— BEGIN DATA SHOWN —

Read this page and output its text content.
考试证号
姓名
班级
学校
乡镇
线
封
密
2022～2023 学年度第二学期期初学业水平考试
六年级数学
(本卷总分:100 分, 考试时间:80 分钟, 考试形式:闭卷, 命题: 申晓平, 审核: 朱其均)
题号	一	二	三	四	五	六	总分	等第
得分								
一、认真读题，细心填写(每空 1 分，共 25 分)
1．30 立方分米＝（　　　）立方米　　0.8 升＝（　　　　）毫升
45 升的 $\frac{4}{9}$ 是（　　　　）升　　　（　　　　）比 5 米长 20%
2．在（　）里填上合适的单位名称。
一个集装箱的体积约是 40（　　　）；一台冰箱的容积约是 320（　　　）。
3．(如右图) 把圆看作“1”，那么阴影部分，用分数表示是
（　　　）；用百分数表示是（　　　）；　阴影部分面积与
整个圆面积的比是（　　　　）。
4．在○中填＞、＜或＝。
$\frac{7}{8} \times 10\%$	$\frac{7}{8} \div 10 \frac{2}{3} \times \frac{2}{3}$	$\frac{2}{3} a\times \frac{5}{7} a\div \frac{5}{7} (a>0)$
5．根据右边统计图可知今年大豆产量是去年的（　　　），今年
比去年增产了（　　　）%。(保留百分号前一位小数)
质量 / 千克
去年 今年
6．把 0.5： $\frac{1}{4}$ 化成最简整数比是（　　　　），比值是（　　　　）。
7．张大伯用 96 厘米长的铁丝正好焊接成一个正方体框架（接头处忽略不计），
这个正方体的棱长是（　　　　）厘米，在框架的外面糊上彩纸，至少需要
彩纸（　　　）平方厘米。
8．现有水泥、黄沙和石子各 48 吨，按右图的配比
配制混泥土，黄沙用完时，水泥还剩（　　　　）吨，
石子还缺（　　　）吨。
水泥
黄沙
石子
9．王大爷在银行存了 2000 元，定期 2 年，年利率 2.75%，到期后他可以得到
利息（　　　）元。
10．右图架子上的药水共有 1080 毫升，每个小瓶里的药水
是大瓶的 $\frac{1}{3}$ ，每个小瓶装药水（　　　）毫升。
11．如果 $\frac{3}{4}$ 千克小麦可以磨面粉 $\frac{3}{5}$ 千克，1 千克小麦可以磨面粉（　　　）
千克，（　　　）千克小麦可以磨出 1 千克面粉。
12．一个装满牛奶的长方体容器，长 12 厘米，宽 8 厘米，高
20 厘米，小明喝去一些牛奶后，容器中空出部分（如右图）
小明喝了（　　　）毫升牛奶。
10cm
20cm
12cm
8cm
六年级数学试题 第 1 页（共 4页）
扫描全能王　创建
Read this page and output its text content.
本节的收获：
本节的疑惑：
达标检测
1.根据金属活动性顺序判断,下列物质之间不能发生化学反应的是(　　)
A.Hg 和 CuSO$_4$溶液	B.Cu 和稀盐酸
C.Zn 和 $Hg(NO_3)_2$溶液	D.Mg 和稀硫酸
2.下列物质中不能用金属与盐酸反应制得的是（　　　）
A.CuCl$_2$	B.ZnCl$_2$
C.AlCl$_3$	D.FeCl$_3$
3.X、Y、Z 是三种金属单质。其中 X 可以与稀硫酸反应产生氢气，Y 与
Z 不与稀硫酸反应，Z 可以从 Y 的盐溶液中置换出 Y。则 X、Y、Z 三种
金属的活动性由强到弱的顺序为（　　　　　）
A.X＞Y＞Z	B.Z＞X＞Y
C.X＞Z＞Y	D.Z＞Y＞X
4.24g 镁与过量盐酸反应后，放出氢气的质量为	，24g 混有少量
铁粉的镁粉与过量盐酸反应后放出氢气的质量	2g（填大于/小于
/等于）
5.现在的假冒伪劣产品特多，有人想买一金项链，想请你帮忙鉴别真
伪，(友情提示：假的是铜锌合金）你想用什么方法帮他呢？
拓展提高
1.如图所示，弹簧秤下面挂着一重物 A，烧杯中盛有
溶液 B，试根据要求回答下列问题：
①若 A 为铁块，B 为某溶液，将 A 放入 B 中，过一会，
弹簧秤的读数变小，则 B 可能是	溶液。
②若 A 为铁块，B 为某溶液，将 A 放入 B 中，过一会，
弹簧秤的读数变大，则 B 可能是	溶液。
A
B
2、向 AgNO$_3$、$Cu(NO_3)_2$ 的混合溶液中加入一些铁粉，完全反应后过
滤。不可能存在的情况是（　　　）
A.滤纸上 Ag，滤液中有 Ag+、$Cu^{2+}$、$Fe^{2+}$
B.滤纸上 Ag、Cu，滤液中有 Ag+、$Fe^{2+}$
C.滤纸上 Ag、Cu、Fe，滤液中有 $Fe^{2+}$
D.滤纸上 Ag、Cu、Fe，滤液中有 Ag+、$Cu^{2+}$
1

— END DATA SHOWN —

Work out how many lines of the listing above include the word "滤液中有". Reply with nothing but the count.

4